## BEGIN DATA FOR PROCESSING
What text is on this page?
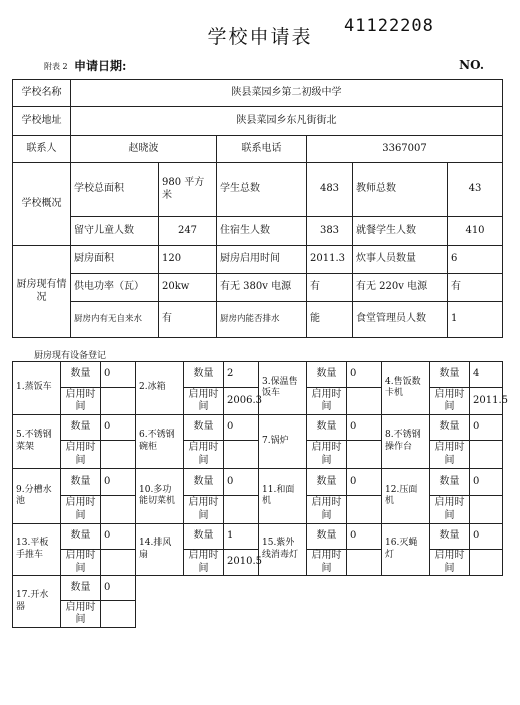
学校申请表	41122208
附表 2 申请日期:	NO.
学校名称	陕县菜园乡第二初级中学					
学校地址	陕县菜园乡东凡街街北					
联系人	赵晓波		联系电话	3367007		
学校概况	学校总面积	980 平方米	学生总数	483	教师总数	43
	留守儿童人数	247	住宿生人数	383	就餐学生人数	410
厨房现有情况	厨房面积	120	厨房启用时间	2011.3	炊事人员数量	6
	供电功率（瓦）	20kw	有无 380v 电源	有	有无 220v 电源	有
	厨房内有无自来水	有	厨房内能否排水	能	食堂管理员人数	1
厨房现有设备登记
1.蒸饭车	数量	0	2.冰箱	数量	2	3.保温售饭车	数量	0	4.售饭数卡机	数量	4
	启用时间			启用时间	2006.3		启用时间			启用时间	2011.5
5.不锈钢菜架	数量	0	6.不锈钢碗柜	数量	0	7.锅炉	数量	0	8.不锈钢操作台	数量	0
	启用时间			启用时间			启用时间			启用时间	
9.分槽水池	数量	0	10.多功能切菜机	数量	0	11.和面机	数量	0	12.压面机	数量	0
	启用时间			启用时间			启用时间			启用时间	
13.平板手推车	数量	0	14.排风扇	数量	1	15.紫外线消毒灯	数量	0	16.灭蝇灯	数量	0
	启用时间			启用时间	2010.5		启用时间			启用时间	
17.开水器	数量	0									
	启用时间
## END DATA FOR PROCESSING
■ **WHAT THE EXERCISE ASKS**
With the pictures omitted, reproduce the records in full and exactly.

■ **ANSWER TO THE EXERCISE**
What text is on this page?
学校申请表	41122208
附表 2 申请日期:	NO.
学校名称	陕县菜园乡第二初级中学					
学校地址	陕县菜园乡东凡街街北					
联系人	赵晓波		联系电话	3367007		
学校概况	学校总面积	980 平方米	学生总数	483	教师总数	43
	留守儿童人数	247	住宿生人数	383	就餐学生人数	410
厨房现有情况	厨房面积	120	厨房启用时间	2011.3	炊事人员数量	6
	供电功率（瓦）	20kw	有无 380v 电源	有	有无 220v 电源	有
	厨房内有无自来水	有	厨房内能否排水	能	食堂管理员人数	1
厨房现有设备登记
1.蒸饭车	数量	0	2.冰箱	数量	2	3.保温售饭车	数量	0	4.售饭数卡机	数量	4
	启用时间			启用时间	2006.3		启用时间			启用时间	2011.5
5.不锈钢菜架	数量	0	6.不锈钢碗柜	数量	0	7.锅炉	数量	0	8.不锈钢操作台	数量	0
	启用时间			启用时间			启用时间			启用时间	
9.分槽水池	数量	0	10.多功能切菜机	数量	0	11.和面机	数量	0	12.压面机	数量	0
	启用时间			启用时间			启用时间			启用时间	
13.平板手推车	数量	0	14.排风扇	数量	1	15.紫外线消毒灯	数量	0	16.灭蝇灯	数量	0
	启用时间			启用时间	2010.5		启用时间			启用时间	
17.开水器	数量	0									
	启用时间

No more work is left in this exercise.